** Start of Records for processing **
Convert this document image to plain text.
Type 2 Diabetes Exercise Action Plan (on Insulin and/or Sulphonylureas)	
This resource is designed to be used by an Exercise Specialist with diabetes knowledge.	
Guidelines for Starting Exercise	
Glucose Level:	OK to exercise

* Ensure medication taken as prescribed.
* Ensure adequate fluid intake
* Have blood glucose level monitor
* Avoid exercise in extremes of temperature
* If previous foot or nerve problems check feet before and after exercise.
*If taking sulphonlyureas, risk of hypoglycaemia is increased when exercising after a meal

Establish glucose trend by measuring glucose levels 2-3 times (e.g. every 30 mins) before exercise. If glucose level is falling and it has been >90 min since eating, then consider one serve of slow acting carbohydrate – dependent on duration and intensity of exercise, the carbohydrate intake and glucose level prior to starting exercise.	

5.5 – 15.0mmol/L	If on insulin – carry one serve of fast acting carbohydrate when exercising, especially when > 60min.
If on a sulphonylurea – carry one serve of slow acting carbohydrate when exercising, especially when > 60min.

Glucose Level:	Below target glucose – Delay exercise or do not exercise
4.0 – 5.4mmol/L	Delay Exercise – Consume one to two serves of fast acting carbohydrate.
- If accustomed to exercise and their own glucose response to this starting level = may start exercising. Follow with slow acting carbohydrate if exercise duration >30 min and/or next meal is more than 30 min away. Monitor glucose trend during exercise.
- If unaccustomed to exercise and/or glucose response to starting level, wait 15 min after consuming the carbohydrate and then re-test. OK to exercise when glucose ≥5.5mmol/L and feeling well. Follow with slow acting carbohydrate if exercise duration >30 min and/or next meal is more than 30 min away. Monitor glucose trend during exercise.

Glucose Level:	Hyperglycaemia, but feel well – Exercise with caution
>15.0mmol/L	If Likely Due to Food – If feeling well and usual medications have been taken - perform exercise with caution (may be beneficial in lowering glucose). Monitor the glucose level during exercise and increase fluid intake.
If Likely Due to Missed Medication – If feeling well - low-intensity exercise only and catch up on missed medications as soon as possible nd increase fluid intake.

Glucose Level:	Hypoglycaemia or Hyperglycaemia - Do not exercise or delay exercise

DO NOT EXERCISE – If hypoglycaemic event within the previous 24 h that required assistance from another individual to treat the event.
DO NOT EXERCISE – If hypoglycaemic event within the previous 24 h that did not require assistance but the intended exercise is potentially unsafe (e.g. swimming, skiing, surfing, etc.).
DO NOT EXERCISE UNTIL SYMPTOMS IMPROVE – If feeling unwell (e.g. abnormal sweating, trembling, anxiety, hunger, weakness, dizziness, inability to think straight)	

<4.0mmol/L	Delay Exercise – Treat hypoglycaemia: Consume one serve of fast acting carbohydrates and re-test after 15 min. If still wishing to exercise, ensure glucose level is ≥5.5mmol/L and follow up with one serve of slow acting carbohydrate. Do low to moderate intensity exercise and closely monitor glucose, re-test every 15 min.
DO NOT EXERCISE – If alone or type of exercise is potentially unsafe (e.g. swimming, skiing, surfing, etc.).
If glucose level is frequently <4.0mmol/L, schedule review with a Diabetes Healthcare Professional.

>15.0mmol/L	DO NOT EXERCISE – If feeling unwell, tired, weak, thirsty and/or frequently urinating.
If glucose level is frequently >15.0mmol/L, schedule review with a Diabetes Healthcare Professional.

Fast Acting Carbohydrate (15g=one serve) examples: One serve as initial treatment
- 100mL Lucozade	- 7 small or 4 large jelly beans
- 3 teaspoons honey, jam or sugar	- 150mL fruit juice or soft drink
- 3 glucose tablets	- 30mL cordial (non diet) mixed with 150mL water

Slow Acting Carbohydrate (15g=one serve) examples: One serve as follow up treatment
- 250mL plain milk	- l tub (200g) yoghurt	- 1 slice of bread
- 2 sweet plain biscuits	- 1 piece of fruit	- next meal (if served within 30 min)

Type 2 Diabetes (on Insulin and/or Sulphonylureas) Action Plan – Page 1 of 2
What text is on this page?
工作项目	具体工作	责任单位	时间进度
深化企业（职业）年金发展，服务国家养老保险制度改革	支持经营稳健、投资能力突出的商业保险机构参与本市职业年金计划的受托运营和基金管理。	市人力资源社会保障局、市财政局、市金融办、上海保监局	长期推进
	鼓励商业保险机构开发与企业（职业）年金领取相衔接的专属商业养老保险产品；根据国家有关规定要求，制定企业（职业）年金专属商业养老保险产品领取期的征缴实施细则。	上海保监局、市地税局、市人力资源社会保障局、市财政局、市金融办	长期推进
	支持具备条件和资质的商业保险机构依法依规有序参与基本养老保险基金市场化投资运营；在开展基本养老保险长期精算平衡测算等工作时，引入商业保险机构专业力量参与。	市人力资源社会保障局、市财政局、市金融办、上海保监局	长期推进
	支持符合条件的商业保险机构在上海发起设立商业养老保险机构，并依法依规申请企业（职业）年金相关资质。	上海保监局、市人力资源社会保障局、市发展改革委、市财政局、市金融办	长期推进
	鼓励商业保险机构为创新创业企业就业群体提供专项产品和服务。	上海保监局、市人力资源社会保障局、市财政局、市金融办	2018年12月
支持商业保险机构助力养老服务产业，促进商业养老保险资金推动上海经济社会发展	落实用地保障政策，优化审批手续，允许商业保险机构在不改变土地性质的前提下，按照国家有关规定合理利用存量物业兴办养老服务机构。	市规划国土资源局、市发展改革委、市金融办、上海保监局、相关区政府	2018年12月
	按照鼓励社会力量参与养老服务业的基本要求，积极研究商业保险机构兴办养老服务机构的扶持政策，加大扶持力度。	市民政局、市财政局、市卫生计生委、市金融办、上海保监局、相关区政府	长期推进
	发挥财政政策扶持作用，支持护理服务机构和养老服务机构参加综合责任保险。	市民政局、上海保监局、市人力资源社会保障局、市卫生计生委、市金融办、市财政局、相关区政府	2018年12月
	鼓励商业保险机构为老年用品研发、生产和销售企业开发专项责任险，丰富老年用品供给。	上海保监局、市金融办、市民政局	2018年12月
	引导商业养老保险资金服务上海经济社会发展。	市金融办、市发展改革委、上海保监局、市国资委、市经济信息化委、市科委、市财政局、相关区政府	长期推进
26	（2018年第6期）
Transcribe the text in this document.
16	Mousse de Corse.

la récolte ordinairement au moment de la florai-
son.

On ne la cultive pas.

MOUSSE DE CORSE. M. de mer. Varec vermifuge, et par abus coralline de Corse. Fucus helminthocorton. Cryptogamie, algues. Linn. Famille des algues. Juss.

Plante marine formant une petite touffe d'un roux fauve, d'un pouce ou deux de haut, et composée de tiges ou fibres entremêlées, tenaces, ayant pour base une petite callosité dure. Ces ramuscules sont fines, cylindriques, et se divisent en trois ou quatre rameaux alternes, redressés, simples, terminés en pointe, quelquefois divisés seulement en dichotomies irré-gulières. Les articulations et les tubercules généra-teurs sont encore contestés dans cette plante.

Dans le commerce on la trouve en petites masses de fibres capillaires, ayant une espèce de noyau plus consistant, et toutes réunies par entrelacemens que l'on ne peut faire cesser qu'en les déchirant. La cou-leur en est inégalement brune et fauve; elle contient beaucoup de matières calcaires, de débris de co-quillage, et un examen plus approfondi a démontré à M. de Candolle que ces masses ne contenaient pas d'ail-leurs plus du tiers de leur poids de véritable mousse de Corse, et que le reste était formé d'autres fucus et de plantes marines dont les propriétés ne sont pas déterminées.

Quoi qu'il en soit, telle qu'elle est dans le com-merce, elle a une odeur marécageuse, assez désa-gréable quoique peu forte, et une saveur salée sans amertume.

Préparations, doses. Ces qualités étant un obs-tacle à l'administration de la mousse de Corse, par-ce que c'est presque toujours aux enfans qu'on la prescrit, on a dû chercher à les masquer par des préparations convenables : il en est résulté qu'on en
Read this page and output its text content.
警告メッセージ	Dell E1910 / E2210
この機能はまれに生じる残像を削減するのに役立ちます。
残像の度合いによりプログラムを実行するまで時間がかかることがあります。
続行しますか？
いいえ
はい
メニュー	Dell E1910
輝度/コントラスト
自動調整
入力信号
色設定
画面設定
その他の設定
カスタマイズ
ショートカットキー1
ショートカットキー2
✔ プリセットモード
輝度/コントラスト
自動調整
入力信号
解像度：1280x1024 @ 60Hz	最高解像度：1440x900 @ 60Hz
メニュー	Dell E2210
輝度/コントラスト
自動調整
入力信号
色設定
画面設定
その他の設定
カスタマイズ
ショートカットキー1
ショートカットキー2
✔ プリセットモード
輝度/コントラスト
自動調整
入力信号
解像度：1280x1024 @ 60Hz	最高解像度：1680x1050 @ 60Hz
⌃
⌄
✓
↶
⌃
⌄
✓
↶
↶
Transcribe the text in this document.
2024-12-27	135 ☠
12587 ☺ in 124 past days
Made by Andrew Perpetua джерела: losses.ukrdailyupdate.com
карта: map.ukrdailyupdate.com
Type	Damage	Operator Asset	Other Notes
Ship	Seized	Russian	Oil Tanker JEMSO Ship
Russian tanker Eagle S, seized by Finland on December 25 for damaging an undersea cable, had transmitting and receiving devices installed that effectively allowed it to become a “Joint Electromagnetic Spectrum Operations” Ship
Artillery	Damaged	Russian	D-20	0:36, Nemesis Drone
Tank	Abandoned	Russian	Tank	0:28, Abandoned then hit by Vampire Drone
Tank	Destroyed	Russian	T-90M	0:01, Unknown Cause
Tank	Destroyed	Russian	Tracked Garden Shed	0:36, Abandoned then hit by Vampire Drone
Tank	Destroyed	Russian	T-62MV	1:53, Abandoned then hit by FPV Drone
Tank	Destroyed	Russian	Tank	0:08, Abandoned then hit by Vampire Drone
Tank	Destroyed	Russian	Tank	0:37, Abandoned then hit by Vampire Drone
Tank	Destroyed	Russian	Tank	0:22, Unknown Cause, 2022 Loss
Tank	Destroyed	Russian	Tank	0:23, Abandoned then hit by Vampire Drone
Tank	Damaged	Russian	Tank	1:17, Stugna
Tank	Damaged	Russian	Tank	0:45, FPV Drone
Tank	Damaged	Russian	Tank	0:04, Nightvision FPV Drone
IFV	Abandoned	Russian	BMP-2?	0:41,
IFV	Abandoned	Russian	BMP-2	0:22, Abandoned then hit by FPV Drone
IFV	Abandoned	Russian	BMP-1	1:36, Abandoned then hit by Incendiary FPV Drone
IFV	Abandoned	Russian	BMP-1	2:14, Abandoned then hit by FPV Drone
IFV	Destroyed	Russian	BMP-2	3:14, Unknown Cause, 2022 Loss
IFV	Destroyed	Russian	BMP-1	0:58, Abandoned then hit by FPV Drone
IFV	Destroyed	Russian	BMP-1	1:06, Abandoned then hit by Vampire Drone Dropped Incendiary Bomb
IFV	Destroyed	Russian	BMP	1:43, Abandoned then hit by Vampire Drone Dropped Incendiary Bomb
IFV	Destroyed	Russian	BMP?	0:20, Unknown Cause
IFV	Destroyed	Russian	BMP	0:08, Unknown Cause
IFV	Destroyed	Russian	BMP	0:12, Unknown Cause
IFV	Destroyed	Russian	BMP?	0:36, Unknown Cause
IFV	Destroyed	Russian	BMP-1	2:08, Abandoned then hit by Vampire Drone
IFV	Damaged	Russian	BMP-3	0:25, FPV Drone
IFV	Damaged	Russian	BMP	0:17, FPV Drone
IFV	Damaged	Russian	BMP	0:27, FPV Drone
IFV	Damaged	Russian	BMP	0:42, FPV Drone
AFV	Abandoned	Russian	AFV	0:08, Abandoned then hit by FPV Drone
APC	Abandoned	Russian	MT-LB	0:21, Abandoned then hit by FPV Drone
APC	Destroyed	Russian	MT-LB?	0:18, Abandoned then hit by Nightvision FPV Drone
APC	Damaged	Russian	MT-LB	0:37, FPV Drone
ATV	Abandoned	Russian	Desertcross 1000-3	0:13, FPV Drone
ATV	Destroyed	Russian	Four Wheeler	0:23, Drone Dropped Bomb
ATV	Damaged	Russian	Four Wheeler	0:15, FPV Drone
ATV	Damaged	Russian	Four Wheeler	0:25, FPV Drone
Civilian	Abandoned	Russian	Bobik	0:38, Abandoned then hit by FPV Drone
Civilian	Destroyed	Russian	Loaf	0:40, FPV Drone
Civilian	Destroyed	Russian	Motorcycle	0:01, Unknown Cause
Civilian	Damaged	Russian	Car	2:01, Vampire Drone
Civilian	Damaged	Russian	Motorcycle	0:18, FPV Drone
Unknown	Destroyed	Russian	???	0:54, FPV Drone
** End of Records for processing **
Goal of the exercise. Read the lines above. Gather those in which the string "相关区政府" is found.

Written solution.
支持商业保险机构助力养老服务产业，促进商业养老保险资金推动上海经济社会发展	落实用地保障政策，优化审批手续，允许商业保险机构在不改变土地性质的前提下，按照国家有关规定合理利用存量物业兴办养老服务机构。	市规划国土资源局、市发展改革委、市金融办、上海保监局、相关区政府	2018年12月
	按照鼓励社会力量参与养老服务业的基本要求，积极研究商业保险机构兴办养老服务机构的扶持政策，加大扶持力度。	市民政局、市财政局、市卫生计生委、市金融办、上海保监局、相关区政府	长期推进
	发挥财政政策扶持作用，支持护理服务机构和养老服务机构参加综合责任保险。	市民政局、上海保监局、市人力资源社会保障局、市卫生计生委、市金融办、市财政局、相关区政府	2018年12月
	引导商业养老保险资金服务上海经济社会发展。	市金融办、市发展改革委、上海保监局、市国资委、市经济信息化委、市科委、市财政局、相关区政府	长期推进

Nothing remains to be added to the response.